▶ [WHAT YOU NEED TO DO] Repeat the listing word for word. No pictures belong in the copy.

== DATA FOR PROCESSING ==

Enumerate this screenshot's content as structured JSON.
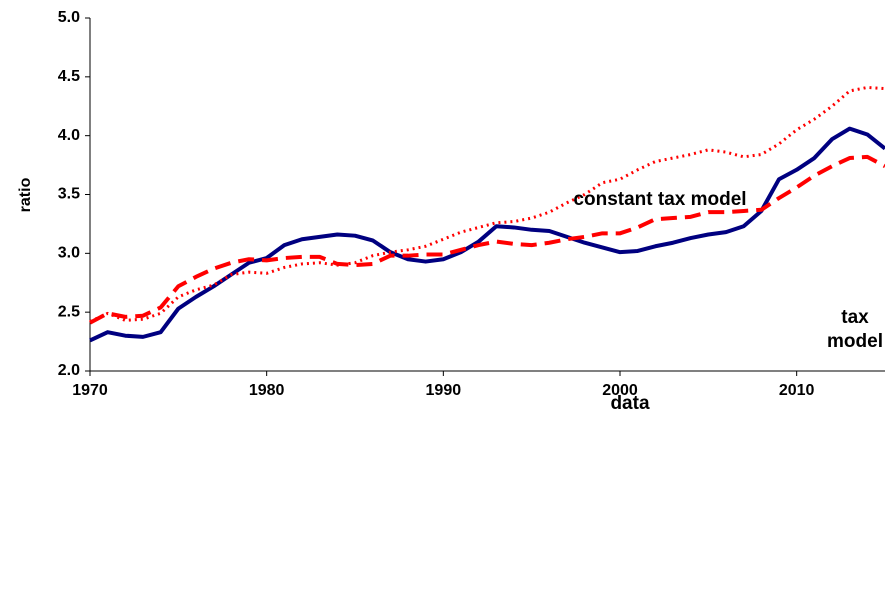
{
  "chart_data": {
    "type": "line",
    "y_label": "ratio",
    "x": [
      1970,
      1971,
      1972,
      1973,
      1974,
      1975,
      1976,
      1977,
      1978,
      1979,
      1980,
      1981,
      1982,
      1983,
      1984,
      1985,
      1986,
      1987,
      1988,
      1989,
      1990,
      1991,
      1992,
      1993,
      1994,
      1995,
      1996,
      1997,
      1998,
      1999,
      2000,
      2001,
      2002,
      2003,
      2004,
      2005,
      2006,
      2007,
      2008,
      2009,
      2010,
      2011,
      2012,
      2013,
      2014,
      2015
    ],
    "series": [
      {
        "name": "data",
        "color": "#000080",
        "style": "solid",
        "values": [
          2.26,
          2.33,
          2.3,
          2.29,
          2.33,
          2.53,
          2.63,
          2.72,
          2.82,
          2.92,
          2.96,
          3.07,
          3.12,
          3.14,
          3.16,
          3.15,
          3.11,
          3.01,
          2.95,
          2.93,
          2.95,
          3.01,
          3.1,
          3.23,
          3.22,
          3.2,
          3.19,
          3.14,
          3.09,
          3.05,
          3.01,
          3.02,
          3.06,
          3.09,
          3.13,
          3.16,
          3.18,
          3.23,
          3.36,
          3.63,
          3.71,
          3.81,
          3.97,
          4.06,
          4.01,
          3.89
        ]
      },
      {
        "name": "tax model",
        "color": "#ff0000",
        "style": "dashed",
        "values": [
          2.41,
          2.49,
          2.46,
          2.47,
          2.54,
          2.72,
          2.8,
          2.87,
          2.92,
          2.95,
          2.94,
          2.96,
          2.97,
          2.97,
          2.91,
          2.9,
          2.91,
          2.98,
          2.98,
          2.99,
          2.99,
          3.03,
          3.07,
          3.1,
          3.08,
          3.07,
          3.09,
          3.12,
          3.14,
          3.17,
          3.17,
          3.22,
          3.29,
          3.3,
          3.31,
          3.35,
          3.35,
          3.36,
          3.37,
          3.47,
          3.56,
          3.66,
          3.74,
          3.81,
          3.82,
          3.74
        ]
      },
      {
        "name": "constant tax model",
        "color": "#ff0000",
        "style": "dotted",
        "values": [
          2.42,
          2.49,
          2.43,
          2.44,
          2.49,
          2.63,
          2.69,
          2.73,
          2.82,
          2.84,
          2.83,
          2.88,
          2.91,
          2.92,
          2.9,
          2.92,
          2.98,
          3.01,
          3.03,
          3.06,
          3.12,
          3.18,
          3.22,
          3.26,
          3.27,
          3.3,
          3.35,
          3.43,
          3.5,
          3.6,
          3.63,
          3.71,
          3.78,
          3.81,
          3.84,
          3.88,
          3.86,
          3.82,
          3.84,
          3.93,
          4.05,
          4.14,
          4.25,
          4.38,
          4.41,
          4.4
        ]
      }
    ],
    "xlim": [
      1970,
      2015
    ],
    "xticks": [
      1970,
      1980,
      1990,
      2000,
      2010
    ],
    "ylim": [
      2,
      5
    ],
    "yticks": [
      {
        "value": 2,
        "label": "2.0"
      },
      {
        "value": 2.5,
        "label": "2.5"
      },
      {
        "value": 3,
        "label": "3.0"
      },
      {
        "value": 3.5,
        "label": "3.5"
      },
      {
        "value": 4,
        "label": "4.0"
      },
      {
        "value": 4.5,
        "label": "4.5"
      },
      {
        "value": 5,
        "label": "5.0"
      }
    ],
    "grid": false
  }
}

===

▶ [REPLY]
Enumerate this screenshot's content as structured JSON.
{
  "chart_data": {
    "type": "line",
    "y_label": "ratio",
    "x": [
      1970,
      1971,
      1972,
      1973,
      1974,
      1975,
      1976,
      1977,
      1978,
      1979,
      1980,
      1981,
      1982,
      1983,
      1984,
      1985,
      1986,
      1987,
      1988,
      1989,
      1990,
      1991,
      1992,
      1993,
      1994,
      1995,
      1996,
      1997,
      1998,
      1999,
      2000,
      2001,
      2002,
      2003,
      2004,
      2005,
      2006,
      2007,
      2008,
      2009,
      2010,
      2011,
      2012,
      2013,
      2014,
      2015
    ],
    "series": [
      {
        "name": "data",
        "color": "#000080",
        "style": "solid",
        "values": [
          2.26,
          2.33,
          2.3,
          2.29,
          2.33,
          2.53,
          2.63,
          2.72,
          2.82,
          2.92,
          2.96,
          3.07,
          3.12,
          3.14,
          3.16,
          3.15,
          3.11,
          3.01,
          2.95,
          2.93,
          2.95,
          3.01,
          3.1,
          3.23,
          3.22,
          3.2,
          3.19,
          3.14,
          3.09,
          3.05,
          3.01,
          3.02,
          3.06,
          3.09,
          3.13,
          3.16,
          3.18,
          3.23,
          3.36,
          3.63,
          3.71,
          3.81,
          3.97,
          4.06,
          4.01,
          3.89
        ]
      },
      {
        "name": "tax model",
        "color": "#ff0000",
        "style": "dashed",
        "values": [
          2.41,
          2.49,
          2.46,
          2.47,
          2.54,
          2.72,
          2.8,
          2.87,
          2.92,
          2.95,
          2.94,
          2.96,
          2.97,
          2.97,
          2.91,
          2.9,
          2.91,
          2.98,
          2.98,
          2.99,
          2.99,
          3.03,
          3.07,
          3.1,
          3.08,
          3.07,
          3.09,
          3.12,
          3.14,
          3.17,
          3.17,
          3.22,
          3.29,
          3.3,
          3.31,
          3.35,
          3.35,
          3.36,
          3.37,
          3.47,
          3.56,
          3.66,
          3.74,
          3.81,
          3.82,
          3.74
        ]
      },
      {
        "name": "constant tax model",
        "color": "#ff0000",
        "style": "dotted",
        "values": [
          2.42,
          2.49,
          2.43,
          2.44,
          2.49,
          2.63,
          2.69,
          2.73,
          2.82,
          2.84,
          2.83,
          2.88,
          2.91,
          2.92,
          2.9,
          2.92,
          2.98,
          3.01,
          3.03,
          3.06,
          3.12,
          3.18,
          3.22,
          3.26,
          3.27,
          3.3,
          3.35,
          3.43,
          3.5,
          3.6,
          3.63,
          3.71,
          3.78,
          3.81,
          3.84,
          3.88,
          3.86,
          3.82,
          3.84,
          3.93,
          4.05,
          4.14,
          4.25,
          4.38,
          4.41,
          4.4
        ]
      }
    ],
    "xlim": [
      1970,
      2015
    ],
    "xticks": [
      1970,
      1980,
      1990,
      2000,
      2010
    ],
    "ylim": [
      2,
      5
    ],
    "yticks": [
      {
        "value": 2,
        "label": "2.0"
      },
      {
        "value": 2.5,
        "label": "2.5"
      },
      {
        "value": 3,
        "label": "3.0"
      },
      {
        "value": 3.5,
        "label": "3.5"
      },
      {
        "value": 4,
        "label": "4.0"
      },
      {
        "value": 4.5,
        "label": "4.5"
      },
      {
        "value": 5,
        "label": "5.0"
      }
    ],
    "grid": false
  }
}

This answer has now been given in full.